- **EXERCISE**: Identify all lines below that hold "screenshot" and collect them.

(Collection entries)
>>>>
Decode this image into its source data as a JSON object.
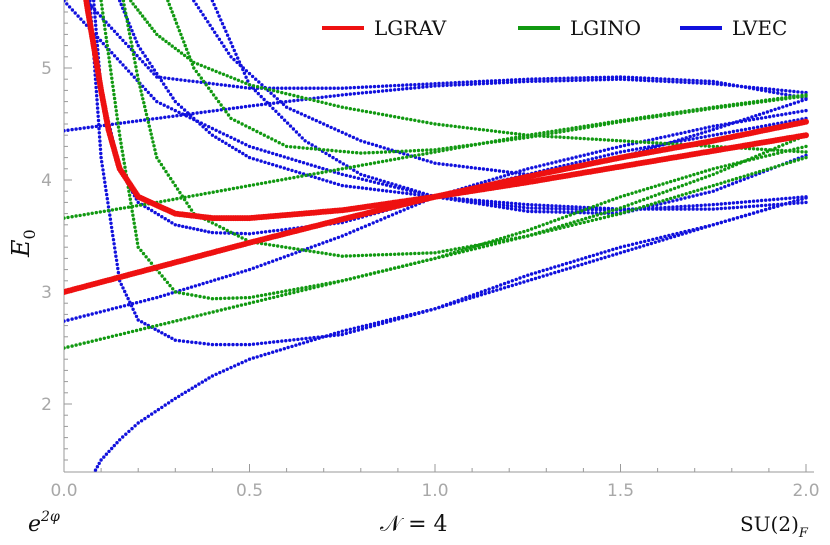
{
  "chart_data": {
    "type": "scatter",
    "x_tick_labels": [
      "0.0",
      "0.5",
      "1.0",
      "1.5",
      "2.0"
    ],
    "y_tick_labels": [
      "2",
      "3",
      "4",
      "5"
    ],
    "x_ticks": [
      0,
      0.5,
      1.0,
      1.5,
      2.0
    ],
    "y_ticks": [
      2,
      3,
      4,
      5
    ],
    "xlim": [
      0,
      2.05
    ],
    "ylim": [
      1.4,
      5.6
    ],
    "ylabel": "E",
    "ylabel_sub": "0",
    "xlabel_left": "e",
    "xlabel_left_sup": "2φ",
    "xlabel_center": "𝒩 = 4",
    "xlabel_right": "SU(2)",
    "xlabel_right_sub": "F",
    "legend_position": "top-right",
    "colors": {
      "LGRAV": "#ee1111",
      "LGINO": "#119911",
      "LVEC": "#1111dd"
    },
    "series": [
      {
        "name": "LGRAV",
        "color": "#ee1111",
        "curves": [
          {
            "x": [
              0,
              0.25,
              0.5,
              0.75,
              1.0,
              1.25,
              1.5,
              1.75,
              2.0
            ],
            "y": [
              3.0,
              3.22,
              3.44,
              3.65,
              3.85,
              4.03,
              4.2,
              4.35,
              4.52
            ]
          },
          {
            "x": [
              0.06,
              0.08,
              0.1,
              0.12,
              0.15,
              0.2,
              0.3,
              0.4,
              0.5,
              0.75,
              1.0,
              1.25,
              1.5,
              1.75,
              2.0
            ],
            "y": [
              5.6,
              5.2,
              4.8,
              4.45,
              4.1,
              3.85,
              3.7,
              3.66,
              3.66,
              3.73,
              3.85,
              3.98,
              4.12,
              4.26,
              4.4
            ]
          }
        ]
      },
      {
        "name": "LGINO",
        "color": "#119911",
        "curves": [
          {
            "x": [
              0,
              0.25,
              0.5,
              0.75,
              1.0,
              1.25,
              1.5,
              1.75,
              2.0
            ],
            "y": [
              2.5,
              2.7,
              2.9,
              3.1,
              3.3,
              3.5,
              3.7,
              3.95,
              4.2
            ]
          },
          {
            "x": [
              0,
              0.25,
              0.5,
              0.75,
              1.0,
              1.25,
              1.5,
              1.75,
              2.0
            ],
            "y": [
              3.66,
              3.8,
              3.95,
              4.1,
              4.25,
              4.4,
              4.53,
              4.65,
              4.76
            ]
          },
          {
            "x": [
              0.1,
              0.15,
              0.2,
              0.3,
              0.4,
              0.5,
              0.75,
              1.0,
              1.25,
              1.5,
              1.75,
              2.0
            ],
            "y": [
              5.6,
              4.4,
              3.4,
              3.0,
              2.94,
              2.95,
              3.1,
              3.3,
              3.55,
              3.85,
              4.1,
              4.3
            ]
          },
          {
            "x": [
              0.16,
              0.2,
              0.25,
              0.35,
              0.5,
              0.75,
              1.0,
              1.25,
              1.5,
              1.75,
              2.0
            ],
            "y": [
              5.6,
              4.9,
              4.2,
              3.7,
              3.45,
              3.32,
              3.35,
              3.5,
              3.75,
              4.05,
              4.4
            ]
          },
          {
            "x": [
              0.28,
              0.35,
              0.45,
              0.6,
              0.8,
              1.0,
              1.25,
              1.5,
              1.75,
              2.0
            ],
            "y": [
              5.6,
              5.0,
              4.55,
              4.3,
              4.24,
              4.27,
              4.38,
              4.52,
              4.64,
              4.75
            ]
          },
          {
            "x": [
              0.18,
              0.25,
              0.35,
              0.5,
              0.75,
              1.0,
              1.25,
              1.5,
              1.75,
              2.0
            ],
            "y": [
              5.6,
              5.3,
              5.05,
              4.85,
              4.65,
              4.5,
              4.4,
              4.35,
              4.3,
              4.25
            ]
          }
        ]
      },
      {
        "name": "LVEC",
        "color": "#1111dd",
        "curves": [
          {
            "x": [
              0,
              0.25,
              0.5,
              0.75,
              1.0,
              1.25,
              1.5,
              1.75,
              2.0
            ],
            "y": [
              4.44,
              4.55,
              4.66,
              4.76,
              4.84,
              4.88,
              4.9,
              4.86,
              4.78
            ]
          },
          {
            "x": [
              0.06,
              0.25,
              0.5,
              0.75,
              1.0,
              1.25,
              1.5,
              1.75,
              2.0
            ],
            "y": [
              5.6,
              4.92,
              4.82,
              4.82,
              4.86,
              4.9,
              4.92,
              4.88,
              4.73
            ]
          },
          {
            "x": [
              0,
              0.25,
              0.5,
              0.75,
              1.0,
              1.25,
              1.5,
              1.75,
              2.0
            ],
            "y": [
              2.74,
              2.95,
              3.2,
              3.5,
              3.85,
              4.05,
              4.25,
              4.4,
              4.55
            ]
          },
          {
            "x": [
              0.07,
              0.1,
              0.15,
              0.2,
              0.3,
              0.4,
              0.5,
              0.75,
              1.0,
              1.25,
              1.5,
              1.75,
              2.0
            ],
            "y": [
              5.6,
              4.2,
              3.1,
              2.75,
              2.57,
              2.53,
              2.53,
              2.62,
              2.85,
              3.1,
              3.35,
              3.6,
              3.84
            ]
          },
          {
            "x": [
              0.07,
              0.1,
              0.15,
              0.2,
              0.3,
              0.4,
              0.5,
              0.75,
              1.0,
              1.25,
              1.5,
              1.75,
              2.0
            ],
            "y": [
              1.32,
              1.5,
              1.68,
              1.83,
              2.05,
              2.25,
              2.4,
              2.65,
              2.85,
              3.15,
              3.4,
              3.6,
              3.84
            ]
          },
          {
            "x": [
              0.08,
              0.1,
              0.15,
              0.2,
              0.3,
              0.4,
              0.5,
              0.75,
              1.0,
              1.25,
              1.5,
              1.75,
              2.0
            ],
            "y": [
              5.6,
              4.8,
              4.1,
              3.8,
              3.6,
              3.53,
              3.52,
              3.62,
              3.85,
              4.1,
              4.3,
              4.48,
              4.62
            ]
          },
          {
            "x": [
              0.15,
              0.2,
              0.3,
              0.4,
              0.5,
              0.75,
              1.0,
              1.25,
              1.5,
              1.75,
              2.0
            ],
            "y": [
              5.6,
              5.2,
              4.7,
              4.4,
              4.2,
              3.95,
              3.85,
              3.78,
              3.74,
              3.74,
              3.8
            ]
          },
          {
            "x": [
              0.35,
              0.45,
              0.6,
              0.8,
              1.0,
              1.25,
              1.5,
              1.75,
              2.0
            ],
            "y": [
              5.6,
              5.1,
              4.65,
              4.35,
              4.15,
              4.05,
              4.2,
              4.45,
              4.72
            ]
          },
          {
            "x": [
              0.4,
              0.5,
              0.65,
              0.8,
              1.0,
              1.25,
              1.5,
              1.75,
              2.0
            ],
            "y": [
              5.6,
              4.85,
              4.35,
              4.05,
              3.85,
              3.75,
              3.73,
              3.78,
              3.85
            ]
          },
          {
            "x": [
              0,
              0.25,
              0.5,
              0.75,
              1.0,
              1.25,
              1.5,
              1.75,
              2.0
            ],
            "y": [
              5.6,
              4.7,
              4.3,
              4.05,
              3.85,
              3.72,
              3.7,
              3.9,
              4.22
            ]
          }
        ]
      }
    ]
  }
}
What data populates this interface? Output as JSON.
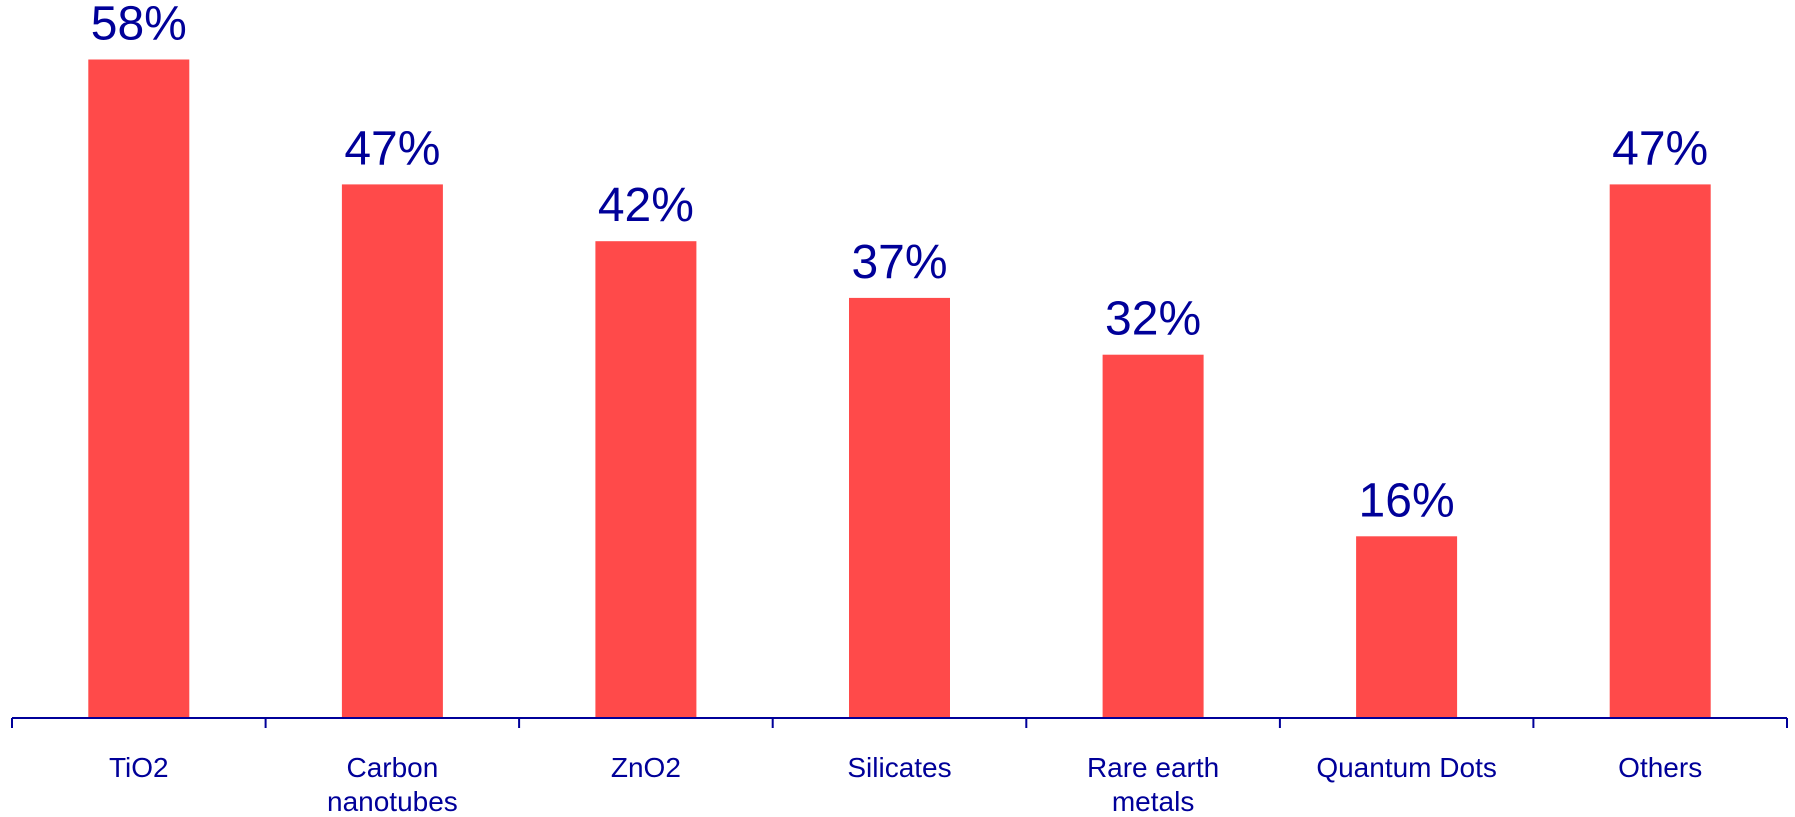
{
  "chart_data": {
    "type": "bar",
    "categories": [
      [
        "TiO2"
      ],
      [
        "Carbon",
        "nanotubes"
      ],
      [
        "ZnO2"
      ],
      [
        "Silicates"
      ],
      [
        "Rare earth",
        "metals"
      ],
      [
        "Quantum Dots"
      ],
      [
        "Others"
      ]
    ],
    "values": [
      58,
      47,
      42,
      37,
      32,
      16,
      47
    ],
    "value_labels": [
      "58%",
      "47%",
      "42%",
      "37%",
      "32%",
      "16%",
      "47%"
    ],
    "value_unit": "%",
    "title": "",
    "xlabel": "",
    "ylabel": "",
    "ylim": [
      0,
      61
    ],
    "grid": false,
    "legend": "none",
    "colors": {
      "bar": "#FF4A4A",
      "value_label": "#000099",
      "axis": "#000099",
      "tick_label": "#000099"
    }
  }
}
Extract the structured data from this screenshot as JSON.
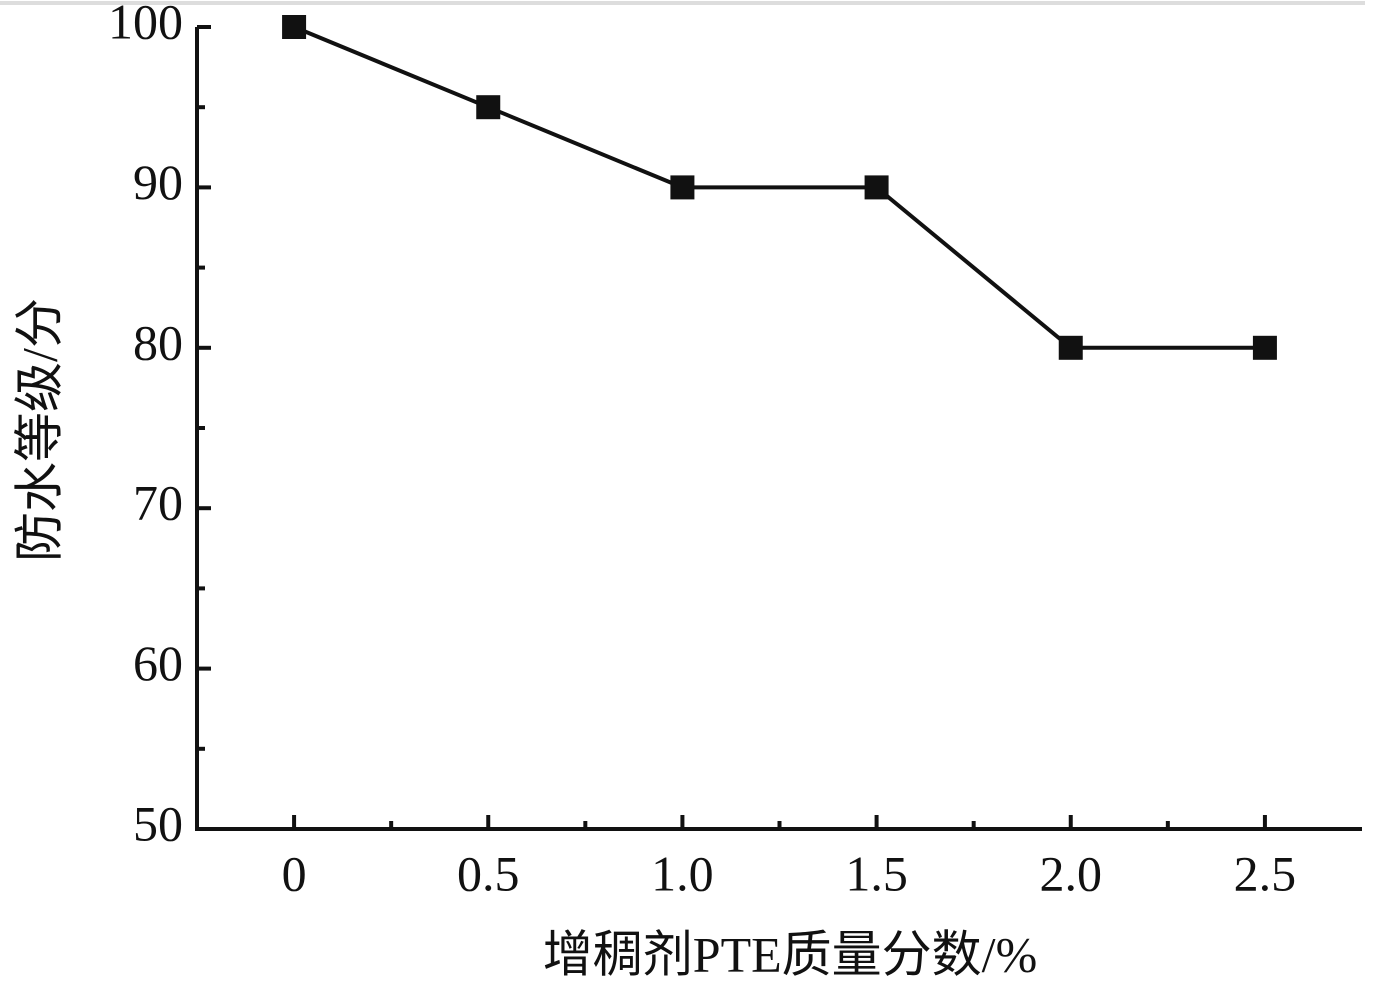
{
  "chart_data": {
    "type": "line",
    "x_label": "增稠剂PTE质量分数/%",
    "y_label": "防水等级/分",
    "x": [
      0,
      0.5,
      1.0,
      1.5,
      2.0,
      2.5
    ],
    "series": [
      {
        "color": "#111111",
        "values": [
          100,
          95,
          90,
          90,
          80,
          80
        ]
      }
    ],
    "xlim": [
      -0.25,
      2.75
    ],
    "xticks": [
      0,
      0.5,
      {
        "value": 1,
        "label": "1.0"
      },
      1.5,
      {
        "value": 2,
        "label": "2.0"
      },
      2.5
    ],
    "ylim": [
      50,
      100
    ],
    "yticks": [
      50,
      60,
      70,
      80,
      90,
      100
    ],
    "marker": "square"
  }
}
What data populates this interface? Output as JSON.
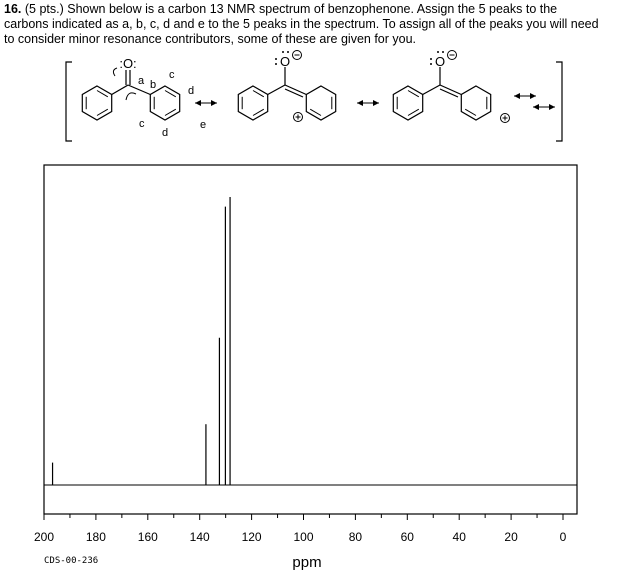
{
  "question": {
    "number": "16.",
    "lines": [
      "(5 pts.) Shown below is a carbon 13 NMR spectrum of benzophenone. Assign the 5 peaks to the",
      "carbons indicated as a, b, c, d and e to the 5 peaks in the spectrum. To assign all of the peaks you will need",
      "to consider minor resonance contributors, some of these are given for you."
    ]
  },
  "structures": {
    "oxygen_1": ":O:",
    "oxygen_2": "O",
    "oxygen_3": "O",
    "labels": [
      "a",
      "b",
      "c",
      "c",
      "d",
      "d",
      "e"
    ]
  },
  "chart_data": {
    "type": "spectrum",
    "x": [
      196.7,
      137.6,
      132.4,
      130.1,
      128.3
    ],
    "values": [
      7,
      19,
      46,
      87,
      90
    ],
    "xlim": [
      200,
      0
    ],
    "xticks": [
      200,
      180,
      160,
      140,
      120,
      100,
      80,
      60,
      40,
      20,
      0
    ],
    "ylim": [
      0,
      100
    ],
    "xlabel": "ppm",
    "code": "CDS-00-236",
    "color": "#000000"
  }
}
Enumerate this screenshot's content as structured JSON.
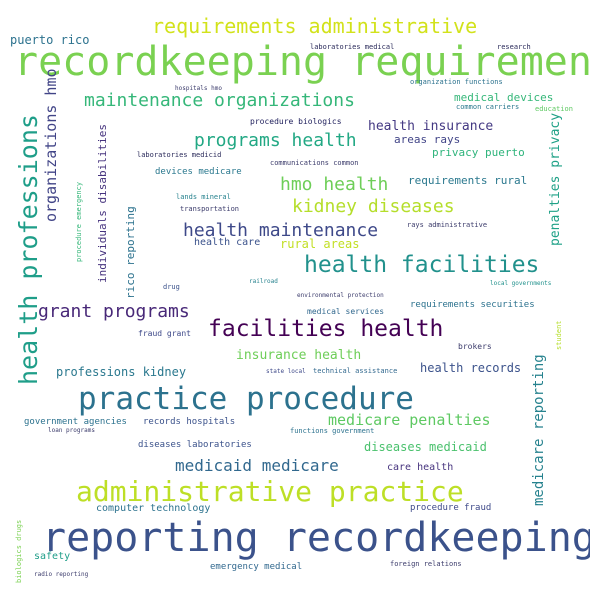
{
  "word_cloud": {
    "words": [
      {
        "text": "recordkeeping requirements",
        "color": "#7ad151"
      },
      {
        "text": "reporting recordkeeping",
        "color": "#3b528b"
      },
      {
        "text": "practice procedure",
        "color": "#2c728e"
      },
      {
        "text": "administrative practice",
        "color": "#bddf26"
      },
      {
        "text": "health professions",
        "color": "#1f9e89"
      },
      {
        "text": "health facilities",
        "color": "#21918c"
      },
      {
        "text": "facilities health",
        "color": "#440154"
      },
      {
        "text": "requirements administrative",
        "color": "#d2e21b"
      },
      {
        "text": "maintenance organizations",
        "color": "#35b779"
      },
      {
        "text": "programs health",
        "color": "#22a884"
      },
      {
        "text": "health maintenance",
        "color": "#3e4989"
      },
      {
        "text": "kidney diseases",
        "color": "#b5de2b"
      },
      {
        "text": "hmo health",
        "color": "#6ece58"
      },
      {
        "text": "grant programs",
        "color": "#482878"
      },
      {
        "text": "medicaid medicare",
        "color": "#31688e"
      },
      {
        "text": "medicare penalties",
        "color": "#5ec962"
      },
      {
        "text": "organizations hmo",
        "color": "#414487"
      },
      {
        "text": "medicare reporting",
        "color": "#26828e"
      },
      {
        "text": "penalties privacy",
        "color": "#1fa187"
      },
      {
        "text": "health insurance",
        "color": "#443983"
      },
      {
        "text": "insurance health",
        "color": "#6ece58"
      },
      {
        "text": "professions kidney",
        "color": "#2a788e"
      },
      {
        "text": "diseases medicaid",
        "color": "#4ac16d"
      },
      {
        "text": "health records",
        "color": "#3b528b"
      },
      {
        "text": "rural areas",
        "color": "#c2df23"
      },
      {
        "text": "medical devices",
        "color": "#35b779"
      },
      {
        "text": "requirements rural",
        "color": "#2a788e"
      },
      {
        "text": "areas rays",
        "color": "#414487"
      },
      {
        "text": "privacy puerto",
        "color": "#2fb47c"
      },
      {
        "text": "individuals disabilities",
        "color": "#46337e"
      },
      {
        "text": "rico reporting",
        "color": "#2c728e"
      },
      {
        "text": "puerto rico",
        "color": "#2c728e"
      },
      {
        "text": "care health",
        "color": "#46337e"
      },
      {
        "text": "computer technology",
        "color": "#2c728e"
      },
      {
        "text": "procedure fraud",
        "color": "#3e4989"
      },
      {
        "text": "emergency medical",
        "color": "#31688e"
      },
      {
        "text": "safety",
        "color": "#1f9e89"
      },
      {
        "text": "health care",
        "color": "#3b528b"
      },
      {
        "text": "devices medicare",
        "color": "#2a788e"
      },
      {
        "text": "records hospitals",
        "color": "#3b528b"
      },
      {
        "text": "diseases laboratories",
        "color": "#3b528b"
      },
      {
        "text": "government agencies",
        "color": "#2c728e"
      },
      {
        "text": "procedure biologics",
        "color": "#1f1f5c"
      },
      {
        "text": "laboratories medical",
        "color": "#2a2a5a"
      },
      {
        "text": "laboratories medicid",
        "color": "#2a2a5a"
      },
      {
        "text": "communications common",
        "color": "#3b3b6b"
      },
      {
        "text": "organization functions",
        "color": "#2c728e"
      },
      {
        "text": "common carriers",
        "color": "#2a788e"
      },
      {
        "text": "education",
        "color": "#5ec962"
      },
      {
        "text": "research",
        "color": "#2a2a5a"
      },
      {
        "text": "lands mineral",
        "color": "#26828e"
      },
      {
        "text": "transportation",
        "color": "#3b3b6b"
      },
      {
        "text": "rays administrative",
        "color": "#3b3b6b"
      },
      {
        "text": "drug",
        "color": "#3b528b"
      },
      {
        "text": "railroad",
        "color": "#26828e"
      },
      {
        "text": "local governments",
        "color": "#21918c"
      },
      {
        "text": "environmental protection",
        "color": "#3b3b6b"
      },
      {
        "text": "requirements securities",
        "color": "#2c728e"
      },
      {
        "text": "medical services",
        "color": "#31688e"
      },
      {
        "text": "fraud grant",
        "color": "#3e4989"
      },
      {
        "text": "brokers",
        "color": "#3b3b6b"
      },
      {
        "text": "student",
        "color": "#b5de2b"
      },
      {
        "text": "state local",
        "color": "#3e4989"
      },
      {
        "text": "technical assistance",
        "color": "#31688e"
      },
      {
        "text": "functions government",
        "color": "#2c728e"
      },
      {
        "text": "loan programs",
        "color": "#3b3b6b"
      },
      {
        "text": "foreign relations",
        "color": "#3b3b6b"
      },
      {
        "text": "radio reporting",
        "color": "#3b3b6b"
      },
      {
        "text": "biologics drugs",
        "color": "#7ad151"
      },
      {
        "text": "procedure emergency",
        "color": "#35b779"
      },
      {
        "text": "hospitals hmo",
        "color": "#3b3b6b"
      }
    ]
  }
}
<<<<
- **RESPONSE**:
Extract the structured data from this screenshot as JSON.
Enumerate this screenshot's content as structured JSON.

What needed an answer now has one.